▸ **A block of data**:
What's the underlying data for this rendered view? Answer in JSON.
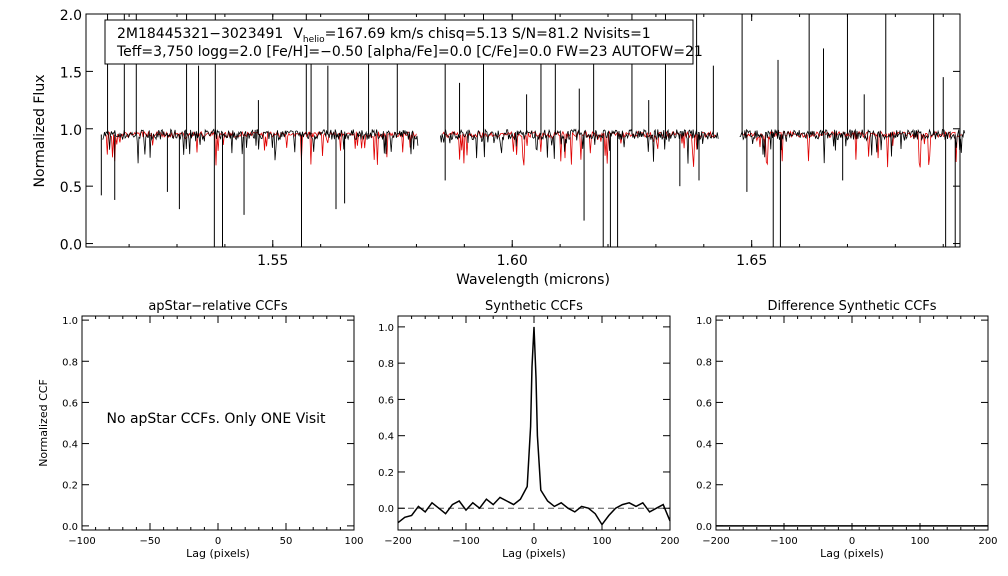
{
  "colors": {
    "observed": "#000000",
    "model": "#e00000",
    "zero_line": "#555555"
  },
  "header": {
    "star_id": "2M18445321−3023491",
    "vhelio_label": "V",
    "vhelio_subscript": "helio",
    "vhelio_rest": "=167.69 km/s  chisq=5.13  S/N=81.2  Nvisits=1",
    "line2": "Teff=3,750 logg=2.0 [Fe/H]=−0.50 [alpha/Fe]=0.0 [C/Fe]=0.0 FW=23 AUTOFW=21"
  },
  "chart_data": [
    {
      "id": "spectrum",
      "type": "line",
      "xlabel": "Wavelength (microns)",
      "ylabel": "Normalized Flux",
      "xlim": [
        1.511,
        1.6935
      ],
      "ylim": [
        -0.03,
        2.0
      ],
      "xticks": [
        1.55,
        1.6,
        1.65
      ],
      "xtick_labels": [
        "1.55",
        "1.60",
        "1.65"
      ],
      "yticks": [
        0.0,
        0.5,
        1.0,
        1.5,
        2.0
      ],
      "ytick_labels": [
        "0.0",
        "0.5",
        "1.0",
        "1.5",
        "2.0"
      ],
      "chip_ranges": [
        [
          1.5145,
          1.5803
        ],
        [
          1.585,
          1.643
        ],
        [
          1.6475,
          1.6945
        ]
      ],
      "model_ranges": [
        [
          1.515,
          1.58
        ],
        [
          1.5855,
          1.6425
        ],
        [
          1.648,
          1.694
        ]
      ],
      "continuum": 0.95,
      "deep_lines": [
        {
          "x": 1.5142,
          "y": 0.42
        },
        {
          "x": 1.517,
          "y": 0.38
        },
        {
          "x": 1.528,
          "y": 0.45
        },
        {
          "x": 1.5305,
          "y": 0.3
        },
        {
          "x": 1.5378,
          "y": -0.03
        },
        {
          "x": 1.5395,
          "y": -0.03
        },
        {
          "x": 1.544,
          "y": 0.25
        },
        {
          "x": 1.556,
          "y": -0.03
        },
        {
          "x": 1.5632,
          "y": 0.3
        },
        {
          "x": 1.565,
          "y": 0.35
        },
        {
          "x": 1.586,
          "y": 0.55
        },
        {
          "x": 1.615,
          "y": 0.2
        },
        {
          "x": 1.619,
          "y": -0.03
        },
        {
          "x": 1.6205,
          "y": -0.03
        },
        {
          "x": 1.622,
          "y": -0.03
        },
        {
          "x": 1.635,
          "y": 0.5
        },
        {
          "x": 1.639,
          "y": 0.55
        },
        {
          "x": 1.649,
          "y": 0.45
        },
        {
          "x": 1.6545,
          "y": -0.03
        },
        {
          "x": 1.656,
          "y": -0.03
        },
        {
          "x": 1.669,
          "y": 0.55
        },
        {
          "x": 1.6905,
          "y": -0.03
        },
        {
          "x": 1.6925,
          "y": -0.03
        }
      ],
      "spikes": [
        {
          "x": 1.5155,
          "y": 2.0
        },
        {
          "x": 1.519,
          "y": 2.0
        },
        {
          "x": 1.5215,
          "y": 2.0
        },
        {
          "x": 1.532,
          "y": 2.0
        },
        {
          "x": 1.5345,
          "y": 1.55
        },
        {
          "x": 1.538,
          "y": 2.0
        },
        {
          "x": 1.547,
          "y": 1.25
        },
        {
          "x": 1.557,
          "y": 2.0
        },
        {
          "x": 1.558,
          "y": 1.8
        },
        {
          "x": 1.5615,
          "y": 1.55
        },
        {
          "x": 1.57,
          "y": 2.0
        },
        {
          "x": 1.576,
          "y": 1.6
        },
        {
          "x": 1.586,
          "y": 2.0
        },
        {
          "x": 1.589,
          "y": 1.4
        },
        {
          "x": 1.594,
          "y": 2.0
        },
        {
          "x": 1.603,
          "y": 1.3
        },
        {
          "x": 1.606,
          "y": 1.7
        },
        {
          "x": 1.609,
          "y": 2.0
        },
        {
          "x": 1.614,
          "y": 1.35
        },
        {
          "x": 1.617,
          "y": 1.6
        },
        {
          "x": 1.625,
          "y": 2.0
        },
        {
          "x": 1.6285,
          "y": 1.25
        },
        {
          "x": 1.632,
          "y": 2.0
        },
        {
          "x": 1.6385,
          "y": 2.0
        },
        {
          "x": 1.642,
          "y": 1.55
        },
        {
          "x": 1.648,
          "y": 2.0
        },
        {
          "x": 1.6555,
          "y": 1.6
        },
        {
          "x": 1.662,
          "y": 2.0
        },
        {
          "x": 1.665,
          "y": 1.7
        },
        {
          "x": 1.67,
          "y": 2.0
        },
        {
          "x": 1.6735,
          "y": 1.3
        },
        {
          "x": 1.678,
          "y": 2.0
        },
        {
          "x": 1.688,
          "y": 2.0
        },
        {
          "x": 1.69,
          "y": 1.45
        }
      ]
    },
    {
      "id": "apstar_ccf",
      "type": "line",
      "title": "apStar−relative CCFs",
      "xlabel": "Lag (pixels)",
      "ylabel": "Normalized CCF",
      "xlim": [
        -100,
        100
      ],
      "ylim": [
        -0.02,
        1.02
      ],
      "xticks": [
        -100,
        -50,
        0,
        50,
        100
      ],
      "xtick_labels": [
        "−100",
        "−50",
        "0",
        "50",
        "100"
      ],
      "yticks": [
        0.0,
        0.2,
        0.4,
        0.6,
        0.8,
        1.0
      ],
      "ytick_labels": [
        "0.0",
        "0.2",
        "0.4",
        "0.6",
        "0.8",
        "1.0"
      ],
      "annotation": "No apStar CCFs.  Only ONE Visit"
    },
    {
      "id": "synthetic_ccf",
      "type": "line",
      "title": "Synthetic CCFs",
      "xlabel": "Lag (pixels)",
      "xlim": [
        -200,
        200
      ],
      "ylim": [
        -0.12,
        1.06
      ],
      "xticks": [
        -200,
        -100,
        0,
        100,
        200
      ],
      "xtick_labels": [
        "−200",
        "−100",
        "0",
        "100",
        "200"
      ],
      "yticks": [
        0.0,
        0.2,
        0.4,
        0.6,
        0.8,
        1.0
      ],
      "ytick_labels": [
        "0.0",
        "0.2",
        "0.4",
        "0.6",
        "0.8",
        "1.0"
      ],
      "zero_line": 0.0,
      "x": [
        -200,
        -190,
        -180,
        -170,
        -160,
        -150,
        -140,
        -130,
        -120,
        -110,
        -100,
        -90,
        -80,
        -70,
        -60,
        -50,
        -40,
        -30,
        -20,
        -10,
        -5,
        -3,
        0,
        3,
        5,
        10,
        20,
        30,
        40,
        50,
        60,
        70,
        80,
        90,
        100,
        110,
        120,
        130,
        140,
        150,
        160,
        170,
        180,
        190,
        200
      ],
      "y": [
        -0.08,
        -0.05,
        -0.04,
        0.01,
        -0.02,
        0.03,
        0.0,
        -0.03,
        0.02,
        0.04,
        -0.01,
        0.03,
        0.0,
        0.05,
        0.02,
        0.06,
        0.04,
        0.02,
        0.05,
        0.12,
        0.45,
        0.78,
        1.0,
        0.72,
        0.4,
        0.1,
        0.04,
        0.01,
        0.03,
        0.0,
        -0.02,
        0.01,
        0.0,
        -0.03,
        -0.09,
        -0.04,
        0.0,
        0.02,
        0.03,
        0.01,
        0.03,
        -0.02,
        0.0,
        0.02,
        -0.07
      ]
    },
    {
      "id": "difference_ccf",
      "type": "line",
      "title": "Difference Synthetic CCFs",
      "xlabel": "Lag (pixels)",
      "xlim": [
        -200,
        200
      ],
      "ylim": [
        -0.02,
        1.02
      ],
      "xticks": [
        -200,
        -100,
        0,
        100,
        200
      ],
      "xtick_labels": [
        "−200",
        "−100",
        "0",
        "100",
        "200"
      ],
      "yticks": [
        0.0,
        0.2,
        0.4,
        0.6,
        0.8,
        1.0
      ],
      "ytick_labels": [
        "0.0",
        "0.2",
        "0.4",
        "0.6",
        "0.8",
        "1.0"
      ],
      "x": [
        -200,
        200
      ],
      "y": [
        0.0,
        0.0
      ]
    }
  ]
}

▸ **What you have to do**:
Take every line that includes the string "Normalized" and copy it.

▸ **Solution**:
      "ylabel": "Normalized Flux",
      "ylabel": "Normalized CCF",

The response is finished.